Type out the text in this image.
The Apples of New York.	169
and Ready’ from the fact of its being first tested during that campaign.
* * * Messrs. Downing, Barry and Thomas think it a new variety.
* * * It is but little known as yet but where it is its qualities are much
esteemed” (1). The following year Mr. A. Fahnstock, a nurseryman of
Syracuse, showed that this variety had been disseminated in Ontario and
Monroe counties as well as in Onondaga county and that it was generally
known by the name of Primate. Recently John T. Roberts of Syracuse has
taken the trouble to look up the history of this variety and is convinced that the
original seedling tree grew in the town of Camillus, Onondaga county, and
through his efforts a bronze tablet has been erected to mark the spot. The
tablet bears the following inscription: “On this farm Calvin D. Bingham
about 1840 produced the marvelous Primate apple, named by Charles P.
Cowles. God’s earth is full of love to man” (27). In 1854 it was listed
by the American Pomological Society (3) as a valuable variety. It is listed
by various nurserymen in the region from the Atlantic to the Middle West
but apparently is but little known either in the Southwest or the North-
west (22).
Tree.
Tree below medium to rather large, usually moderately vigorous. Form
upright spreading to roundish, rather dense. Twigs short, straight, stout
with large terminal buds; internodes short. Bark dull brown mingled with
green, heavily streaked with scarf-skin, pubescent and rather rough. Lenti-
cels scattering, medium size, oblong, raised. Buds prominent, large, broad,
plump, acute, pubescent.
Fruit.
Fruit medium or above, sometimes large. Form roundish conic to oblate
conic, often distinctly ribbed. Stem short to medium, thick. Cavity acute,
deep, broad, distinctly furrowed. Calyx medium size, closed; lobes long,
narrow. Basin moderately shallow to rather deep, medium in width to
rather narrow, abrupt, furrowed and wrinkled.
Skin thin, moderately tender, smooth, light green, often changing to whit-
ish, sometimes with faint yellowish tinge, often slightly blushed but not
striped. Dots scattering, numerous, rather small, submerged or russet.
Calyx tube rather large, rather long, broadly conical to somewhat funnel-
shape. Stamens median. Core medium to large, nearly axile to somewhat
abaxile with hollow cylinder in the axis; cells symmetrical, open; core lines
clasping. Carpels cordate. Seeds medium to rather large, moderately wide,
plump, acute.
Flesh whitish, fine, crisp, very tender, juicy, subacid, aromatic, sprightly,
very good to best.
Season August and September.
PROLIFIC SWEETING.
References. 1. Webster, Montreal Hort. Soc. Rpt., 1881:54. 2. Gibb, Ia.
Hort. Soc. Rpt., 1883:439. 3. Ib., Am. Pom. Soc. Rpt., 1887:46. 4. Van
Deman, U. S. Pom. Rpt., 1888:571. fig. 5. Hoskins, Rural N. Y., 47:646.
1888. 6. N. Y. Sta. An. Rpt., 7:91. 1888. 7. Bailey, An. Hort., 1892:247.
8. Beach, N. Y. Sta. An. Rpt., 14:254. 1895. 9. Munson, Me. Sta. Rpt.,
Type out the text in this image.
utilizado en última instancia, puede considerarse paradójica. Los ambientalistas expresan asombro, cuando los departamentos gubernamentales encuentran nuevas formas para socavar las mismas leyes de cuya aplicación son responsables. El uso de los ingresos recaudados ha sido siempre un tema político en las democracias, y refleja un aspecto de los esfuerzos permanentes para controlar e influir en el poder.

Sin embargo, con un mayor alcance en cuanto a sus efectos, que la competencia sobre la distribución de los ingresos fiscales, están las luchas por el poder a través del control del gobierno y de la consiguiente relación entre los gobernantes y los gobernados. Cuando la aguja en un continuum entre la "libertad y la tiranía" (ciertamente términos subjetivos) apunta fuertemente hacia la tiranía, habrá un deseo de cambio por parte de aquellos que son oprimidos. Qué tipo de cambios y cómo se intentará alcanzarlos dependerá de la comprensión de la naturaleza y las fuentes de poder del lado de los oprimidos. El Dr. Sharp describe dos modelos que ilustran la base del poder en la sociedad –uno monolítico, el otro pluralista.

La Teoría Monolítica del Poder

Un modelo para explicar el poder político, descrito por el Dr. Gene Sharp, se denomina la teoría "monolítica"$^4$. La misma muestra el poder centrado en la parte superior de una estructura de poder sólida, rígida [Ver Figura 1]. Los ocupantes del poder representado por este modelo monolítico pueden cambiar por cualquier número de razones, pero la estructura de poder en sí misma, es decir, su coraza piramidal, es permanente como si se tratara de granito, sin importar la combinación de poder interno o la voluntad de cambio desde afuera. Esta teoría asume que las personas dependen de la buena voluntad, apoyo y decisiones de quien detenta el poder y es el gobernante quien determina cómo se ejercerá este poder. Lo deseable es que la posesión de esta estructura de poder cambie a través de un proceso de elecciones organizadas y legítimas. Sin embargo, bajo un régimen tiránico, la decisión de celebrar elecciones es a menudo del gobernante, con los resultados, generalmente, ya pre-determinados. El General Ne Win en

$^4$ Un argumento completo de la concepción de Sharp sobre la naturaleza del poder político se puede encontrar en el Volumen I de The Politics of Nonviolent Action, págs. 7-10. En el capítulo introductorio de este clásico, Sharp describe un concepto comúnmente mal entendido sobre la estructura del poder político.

TASK BRIEF: Find the string "scattering" in the material above, and report every line where it occurs.

FINAL ANSWER:
cels scattering, medium size, oblong, raised. Buds prominent, large, broad,
striped. Dots scattering, numerous, rather small, submerged or russet.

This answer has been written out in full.